L’excitation atteint son paroxysme avec l’entrée d’un énorme waraji (sandale de paille) pesant 350 kilos. La sandale défile dans les rues, portée par les hommes les plus forts de l’île. À l’apparition de la sandale géante, les jeunes femmes commencent à paniquer - et pour cause ! Toute femme célibataire peut être attrapée et projetée sur le dessus de la sandale, avant d’être soumise à de violents chocs pendant que le cortège avance dans les rues...
J’ai vu une femme capturée juste devant mes yeux. Le regard inquiet sur son visage lorsqu’elle tentait de s’échapper, et son désespoir quand elle a finalement été rattrapée, suggèrent que cette partie des festivités n’est pas universellement populaire. La vue de la chaussure géante rebondissant lentement dans les rues, transportant une femme après l’autre, résume à elle seule cette impression d’être dans un autre monde, qui fait d’un festival insulaire comme celui-ci une expérience si inhabituelle et inoubliable. Cependant, ces scènes, qui se déroulent ici chaque année depuis des siècles, sont devenues des coutumes séculaires dignes de respect et suscitant parfois la crainte. Le festival est effréné, fort en émotions. Certains visages sont souriants, d’autres hurlants.
La célébration d’aujourd’hui rassemble plusieurs événements qui se sont déroulés dans le passé sur des jours différents, donnant à Hetomato son atmosphère riche et distincte.
Les merveilles de la nature à la fin de l’hiver
La fin de l’hiver dans les îles Gotô constitue le moment parfait pour une visite magnifique. L’air est toujours frais dans cette partie du pays, et le ciel est particulièrement clair à cette période de l’année, transformant le lever et le coucher du soleil en moments féériques. Un endroit particulièrement attrayant est la baie d’Arikawa sur Nakadôri, une île pittoresque. En regardant les bateaux sillonner les eaux cristallines, le temps semble s’arrêter.
Dans le cadre des festivités du Nouvel An, la cérémonie de passage à l’âge adulte, le Seijin-shiki, a lieu au sanctuaire d’Aokata, également situé sur l’île Nakadôri. Beaucoup de gens reviennent sur l’île pour le Nouvel An. Les jeunes hommes et femmes célébrant leur vingtième anniversaire s’habillent de leurs plus beaux costumes et kimonos, pleins d’espoirs et de rêves alors qu’ils participent à cette occasion formelle de marquer leur entrée dans la société adulte. En l’espace d’un mois, les îles Gotô permettent de vivre l’expérience d’une cérémonie solennelle et d’apprécier l’étrangeté du festival Hetomato. Ce contraste rend la visite de ces îles particulièrement agréable.

:::::

**CONSIGNES**
• a. Dans le listing, substituez "detection" à "localization" et reproduisez sans autre modification les lignes allant du début jusqu'à la ligne contenant "speaker-signature: Sir WILFRID", celle-ci comprise.
• b. Rédigez la suite du texte sur le festival Hetomato et les îles Gotô, en partant de sa dernière phrase.

:::::

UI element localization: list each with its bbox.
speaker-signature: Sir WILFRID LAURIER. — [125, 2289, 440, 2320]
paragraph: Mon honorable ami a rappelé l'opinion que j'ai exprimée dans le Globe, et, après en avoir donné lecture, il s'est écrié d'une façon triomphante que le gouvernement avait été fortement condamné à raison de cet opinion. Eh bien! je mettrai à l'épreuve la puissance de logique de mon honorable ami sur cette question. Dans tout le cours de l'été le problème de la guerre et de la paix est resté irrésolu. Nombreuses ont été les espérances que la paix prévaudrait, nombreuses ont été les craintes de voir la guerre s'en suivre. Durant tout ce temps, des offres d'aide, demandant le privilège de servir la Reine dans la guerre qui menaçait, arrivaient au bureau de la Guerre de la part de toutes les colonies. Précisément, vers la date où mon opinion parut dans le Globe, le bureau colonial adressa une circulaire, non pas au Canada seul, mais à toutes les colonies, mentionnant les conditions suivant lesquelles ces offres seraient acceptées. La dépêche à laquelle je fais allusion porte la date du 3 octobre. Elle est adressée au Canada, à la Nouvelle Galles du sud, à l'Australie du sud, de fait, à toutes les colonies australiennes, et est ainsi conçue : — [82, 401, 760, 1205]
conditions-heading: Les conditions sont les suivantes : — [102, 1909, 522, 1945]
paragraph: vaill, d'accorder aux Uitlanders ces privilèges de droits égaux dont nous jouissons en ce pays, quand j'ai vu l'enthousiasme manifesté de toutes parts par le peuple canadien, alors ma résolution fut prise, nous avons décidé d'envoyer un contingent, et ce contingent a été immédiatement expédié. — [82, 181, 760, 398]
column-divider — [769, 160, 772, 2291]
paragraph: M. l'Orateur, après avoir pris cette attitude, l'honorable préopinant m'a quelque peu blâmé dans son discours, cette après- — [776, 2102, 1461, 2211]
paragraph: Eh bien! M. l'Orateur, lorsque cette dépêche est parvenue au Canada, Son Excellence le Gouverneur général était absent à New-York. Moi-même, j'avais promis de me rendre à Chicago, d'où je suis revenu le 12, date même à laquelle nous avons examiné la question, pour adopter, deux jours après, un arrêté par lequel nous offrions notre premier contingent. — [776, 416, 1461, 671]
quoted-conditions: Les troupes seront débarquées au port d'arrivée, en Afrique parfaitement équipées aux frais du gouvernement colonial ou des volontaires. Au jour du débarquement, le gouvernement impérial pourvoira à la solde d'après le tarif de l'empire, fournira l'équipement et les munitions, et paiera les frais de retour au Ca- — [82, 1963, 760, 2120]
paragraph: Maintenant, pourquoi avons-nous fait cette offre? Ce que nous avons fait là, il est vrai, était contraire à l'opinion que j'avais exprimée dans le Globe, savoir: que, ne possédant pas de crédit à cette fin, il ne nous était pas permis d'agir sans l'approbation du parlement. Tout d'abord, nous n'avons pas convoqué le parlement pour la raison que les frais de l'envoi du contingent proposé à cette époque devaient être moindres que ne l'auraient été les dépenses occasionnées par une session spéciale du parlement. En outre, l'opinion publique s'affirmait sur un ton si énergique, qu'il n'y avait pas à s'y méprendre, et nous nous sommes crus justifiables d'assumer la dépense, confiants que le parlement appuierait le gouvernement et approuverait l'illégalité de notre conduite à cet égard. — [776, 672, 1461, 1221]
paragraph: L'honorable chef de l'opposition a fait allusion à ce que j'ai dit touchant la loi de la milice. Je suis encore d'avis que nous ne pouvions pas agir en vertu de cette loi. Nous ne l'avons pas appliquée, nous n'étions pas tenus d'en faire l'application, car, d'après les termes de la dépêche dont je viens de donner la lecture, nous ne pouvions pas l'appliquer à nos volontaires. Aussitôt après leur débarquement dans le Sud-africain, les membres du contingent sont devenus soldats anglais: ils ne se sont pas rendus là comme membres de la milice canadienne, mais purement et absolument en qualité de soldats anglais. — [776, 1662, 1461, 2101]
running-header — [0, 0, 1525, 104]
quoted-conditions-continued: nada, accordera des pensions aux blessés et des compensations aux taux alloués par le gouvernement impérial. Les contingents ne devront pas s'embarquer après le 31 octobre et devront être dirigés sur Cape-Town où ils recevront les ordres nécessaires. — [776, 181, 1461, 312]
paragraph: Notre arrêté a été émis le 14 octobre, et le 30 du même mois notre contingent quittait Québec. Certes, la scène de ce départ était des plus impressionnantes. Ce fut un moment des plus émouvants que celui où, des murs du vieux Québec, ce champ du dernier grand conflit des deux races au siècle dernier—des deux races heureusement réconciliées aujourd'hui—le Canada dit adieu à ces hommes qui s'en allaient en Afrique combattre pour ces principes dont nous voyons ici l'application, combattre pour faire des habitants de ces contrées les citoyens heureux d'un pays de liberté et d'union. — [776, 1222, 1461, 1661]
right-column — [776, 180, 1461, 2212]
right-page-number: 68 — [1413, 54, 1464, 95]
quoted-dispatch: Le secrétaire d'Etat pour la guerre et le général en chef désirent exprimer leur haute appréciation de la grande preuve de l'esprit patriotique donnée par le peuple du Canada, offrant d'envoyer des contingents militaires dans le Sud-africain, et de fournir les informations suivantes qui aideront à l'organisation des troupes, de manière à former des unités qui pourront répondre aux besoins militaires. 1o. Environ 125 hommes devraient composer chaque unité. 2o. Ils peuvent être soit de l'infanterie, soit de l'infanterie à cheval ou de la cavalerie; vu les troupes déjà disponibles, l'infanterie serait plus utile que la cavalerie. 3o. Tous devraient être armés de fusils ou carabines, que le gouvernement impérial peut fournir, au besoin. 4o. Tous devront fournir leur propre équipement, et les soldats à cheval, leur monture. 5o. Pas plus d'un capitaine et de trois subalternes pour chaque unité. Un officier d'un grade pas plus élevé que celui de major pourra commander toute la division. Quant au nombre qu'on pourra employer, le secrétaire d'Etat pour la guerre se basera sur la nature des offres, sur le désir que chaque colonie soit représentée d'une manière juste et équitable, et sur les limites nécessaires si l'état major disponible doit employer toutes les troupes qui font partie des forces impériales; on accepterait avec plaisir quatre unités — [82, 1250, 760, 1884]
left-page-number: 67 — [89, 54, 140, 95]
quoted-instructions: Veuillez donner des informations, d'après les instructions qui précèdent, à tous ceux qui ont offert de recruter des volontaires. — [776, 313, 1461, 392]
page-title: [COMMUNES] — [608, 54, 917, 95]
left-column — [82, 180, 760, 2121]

:::::

**RÉPONSES ATTENDUES**
• a.
UI element detection: list each with its bbox.
speaker-signature: Sir WILFRID LAURIER. — [125, 2289, 440, 2320]

• b.
Danses obon au milieu de l’été
Chaque saison sur les îles Gotô possède ses propres charmes. En été également donc. L’archipel offre de nombreuses plages splendides, comme les eaux claires et légèrement en pente de Takahama sur l’île de Fukue. Les îles sont rayonnantes de couleurs : le beau blanc des plages, le vert dense des montagnes et les dégradés subtils du bleu de l’océan. Loin de la côte, les îles offrent également de nombreux endroits pour profiter de l’air frais et de la solitude des forêts ombragées et des bois isolés, y compris la célèbre cascade Dondon-buchi.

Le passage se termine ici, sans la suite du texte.